> _Problem to solve_
Each line below must be set down exactly; omit any image you find.

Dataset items

>>>

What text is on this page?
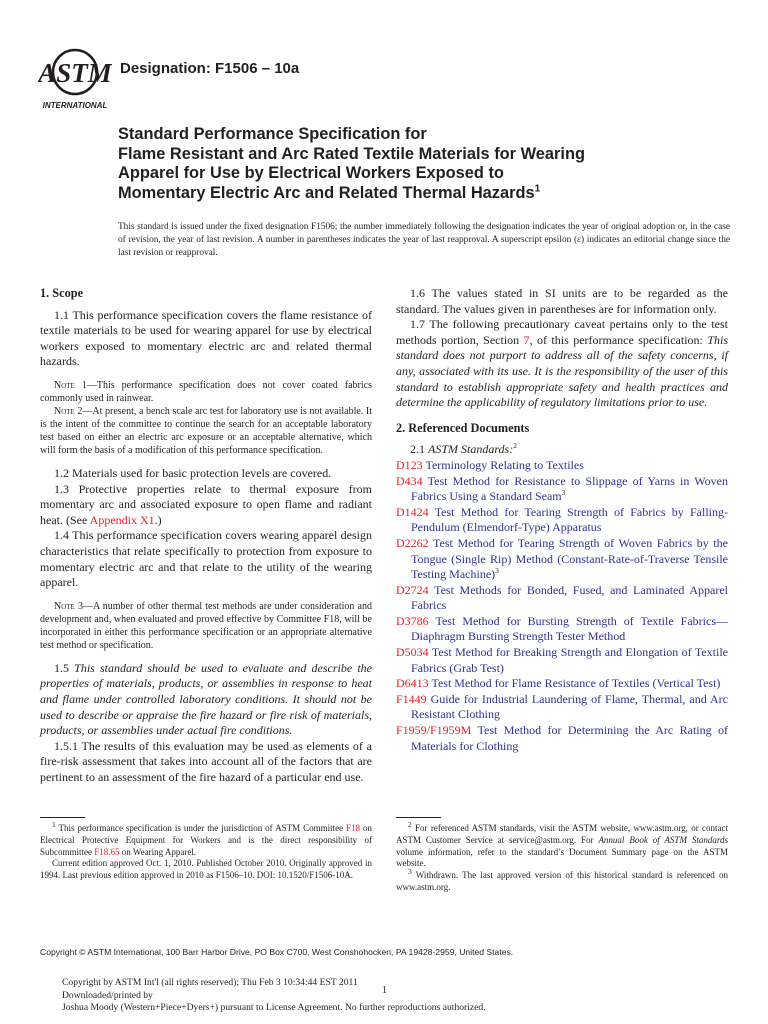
ASTM
INTERNATIONAL
Designation: F1506 – 10a
Standard Performance Specification for
Flame Resistant and Arc Rated Textile Materials for Wearing
Apparel for Use by Electrical Workers Exposed to
Momentary Electric Arc and Related Thermal Hazards$^1$
This standard is issued under the fixed designation F1506; the number immediately following the designation indicates the year of original adoption or, in the case of revision, the year of last revision. A number in parentheses indicates the year of last reapproval. A superscript epsilon (ε) indicates an editorial change since the last revision or reapproval.
1. Scope

1.1 This performance specification covers the flame resistance of textile materials to be used for wearing apparel for use by electrical workers exposed to momentary electric arc and related thermal hazards.

Note 1—This performance specification does not cover coated fabrics commonly used in rainwear.

Note 2—At present, a bench scale arc test for laboratory use is not available. It is the intent of the committee to continue the search for an acceptable laboratory test based on either an electric arc exposure or an acceptable alternative, which will form the basis of a modification of this performance specification.

1.2 Materials used for basic protection levels are covered.

1.3 Protective properties relate to thermal exposure from momentary arc and associated exposure to open flame and radiant heat. (See Appendix X1.)

1.4 This performance specification covers wearing apparel design characteristics that relate specifically to protection from exposure to momentary electric arc and that relate to the utility of the wearing apparel.

Note 3—A number of other thermal test methods are under consideration and development and, when evaluated and proved effective by Committee F18, will be incorporated in either this performance specification or an appropriate alternative test method or specification.

1.5 This standard should be used to evaluate and describe the properties of materials, products, or assemblies in response to heat and flame under controlled laboratory conditions. It should not be used to describe or appraise the fire hazard or fire risk of materials, products, or assemblies under actual fire conditions.

1.5.1 The results of this evaluation may be used as elements of a fire-risk assessment that takes into account all of the factors that are pertinent to an assessment of the fire hazard of a particular end use.

1.6 The values stated in SI units are to be regarded as the standard. The values given in parentheses are for information only.

1.7 The following precautionary caveat pertains only to the test methods portion, Section 7, of this performance specification: This standard does not purport to address all of the safety concerns, if any, associated with its use. It is the responsibility of the user of this standard to establish appropriate safety and health practices and determine the applicability of regulatory limitations prior to use.

2. Referenced Documents

2.1 ASTM Standards:$^2$

D123 Terminology Relating to Textiles

D434 Test Method for Resistance to Slippage of Yarns in Woven Fabrics Using a Standard Seam$^3$

D1424 Test Method for Tearing Strength of Fabrics by Falling-Pendulum (Elmendorf-Type) Apparatus

D2262 Test Method for Tearing Strength of Woven Fabrics by the Tongue (Single Rip) Method (Constant-Rate-of-Traverse Tensile Testing Machine)$^3$

D2724 Test Methods for Bonded, Fused, and Laminated Apparel Fabrics

D3786 Test Method for Bursting Strength of Textile Fabrics—Diaphragm Bursting Strength Tester Method

D5034 Test Method for Breaking Strength and Elongation of Textile Fabrics (Grab Test)

D6413 Test Method for Flame Resistance of Textiles (Vertical Test)

F1449 Guide for Industrial Laundering of Flame, Thermal, and Arc Resistant Clothing

F1959/F1959M Test Method for Determining the Arc Rating of Materials for Clothing

$^1$ This performance specification is under the jurisdiction of ASTM Committee F18 on Electrical Protective Equipment for Workers and is the direct responsibility of Subcommittee F18.65 on Wearing Apparel.

Current edition approved Oct. 1, 2010. Published October 2010. Originally approved in 1994. Last previous edition approved in 2010 as F1506–10. DOI: 10.1520/F1506-10A.

$^2$ For referenced ASTM standards, visit the ASTM website, www.astm.org, or contact ASTM Customer Service at service@astm.org. For Annual Book of ASTM Standards volume information, refer to the standard’s Document Summary page on the ASTM website.

$^3$ Withdrawn. The last approved version of this historical standard is referenced on www.astm.org.

Copyright © ASTM International, 100 Barr Harbor Drive, PO Box C700, West Conshohocken, PA 19428-2959, United States.
Copyright by ASTM Int'l (all rights reserved); Thu Feb 3 10:34:44 EST 2011
Downloaded/printed by
Joshua Moody (Western+Piece+Dyers+) pursuant to License Agreement. No further reproductions authorized.
1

<<<

> _Solution to the problem_
What text is on this page?
ASTM
INTERNATIONAL
Designation: F1506 – 10a
Standard Performance Specification for
Flame Resistant and Arc Rated Textile Materials for Wearing
Apparel for Use by Electrical Workers Exposed to
Momentary Electric Arc and Related Thermal Hazards$^1$
This standard is issued under the fixed designation F1506; the number immediately following the designation indicates the year of original adoption or, in the case of revision, the year of last revision. A number in parentheses indicates the year of last reapproval. A superscript epsilon (ε) indicates an editorial change since the last revision or reapproval.
1. Scope

1.1 This performance specification covers the flame resistance of textile materials to be used for wearing apparel for use by electrical workers exposed to momentary electric arc and related thermal hazards.

Note 1—This performance specification does not cover coated fabrics commonly used in rainwear.

Note 2—At present, a bench scale arc test for laboratory use is not available. It is the intent of the committee to continue the search for an acceptable laboratory test based on either an electric arc exposure or an acceptable alternative, which will form the basis of a modification of this performance specification.

1.2 Materials used for basic protection levels are covered.

1.3 Protective properties relate to thermal exposure from momentary arc and associated exposure to open flame and radiant heat. (See Appendix X1.)

1.4 This performance specification covers wearing apparel design characteristics that relate specifically to protection from exposure to momentary electric arc and that relate to the utility of the wearing apparel.

Note 3—A number of other thermal test methods are under consideration and development and, when evaluated and proved effective by Committee F18, will be incorporated in either this performance specification or an appropriate alternative test method or specification.

1.5 This standard should be used to evaluate and describe the properties of materials, products, or assemblies in response to heat and flame under controlled laboratory conditions. It should not be used to describe or appraise the fire hazard or fire risk of materials, products, or assemblies under actual fire conditions.

1.5.1 The results of this evaluation may be used as elements of a fire-risk assessment that takes into account all of the factors that are pertinent to an assessment of the fire hazard of a particular end use.

1.6 The values stated in SI units are to be regarded as the standard. The values given in parentheses are for information only.

1.7 The following precautionary caveat pertains only to the test methods portion, Section 7, of this performance specification: This standard does not purport to address all of the safety concerns, if any, associated with its use. It is the responsibility of the user of this standard to establish appropriate safety and health practices and determine the applicability of regulatory limitations prior to use.

2. Referenced Documents

2.1 ASTM Standards:$^2$

D123 Terminology Relating to Textiles

D434 Test Method for Resistance to Slippage of Yarns in Woven Fabrics Using a Standard Seam$^3$

D1424 Test Method for Tearing Strength of Fabrics by Falling-Pendulum (Elmendorf-Type) Apparatus

D2262 Test Method for Tearing Strength of Woven Fabrics by the Tongue (Single Rip) Method (Constant-Rate-of-Traverse Tensile Testing Machine)$^3$

D2724 Test Methods for Bonded, Fused, and Laminated Apparel Fabrics

D3786 Test Method for Bursting Strength of Textile Fabrics—Diaphragm Bursting Strength Tester Method

D5034 Test Method for Breaking Strength and Elongation of Textile Fabrics (Grab Test)

D6413 Test Method for Flame Resistance of Textiles (Vertical Test)

F1449 Guide for Industrial Laundering of Flame, Thermal, and Arc Resistant Clothing

F1959/F1959M Test Method for Determining the Arc Rating of Materials for Clothing

$^1$ This performance specification is under the jurisdiction of ASTM Committee F18 on Electrical Protective Equipment for Workers and is the direct responsibility of Subcommittee F18.65 on Wearing Apparel.

Current edition approved Oct. 1, 2010. Published October 2010. Originally approved in 1994. Last previous edition approved in 2010 as F1506–10. DOI: 10.1520/F1506-10A.

$^2$ For referenced ASTM standards, visit the ASTM website, www.astm.org, or contact ASTM Customer Service at service@astm.org. For Annual Book of ASTM Standards volume information, refer to the standard’s Document Summary page on the ASTM website.

$^3$ Withdrawn. The last approved version of this historical standard is referenced on www.astm.org.

Copyright © ASTM International, 100 Barr Harbor Drive, PO Box C700, West Conshohocken, PA 19428-2959, United States.
Copyright by ASTM Int'l (all rights reserved); Thu Feb 3 10:34:44 EST 2011
Downloaded/printed by
Joshua Moody (Western+Piece+Dyers+) pursuant to License Agreement. No further reproductions authorized.
1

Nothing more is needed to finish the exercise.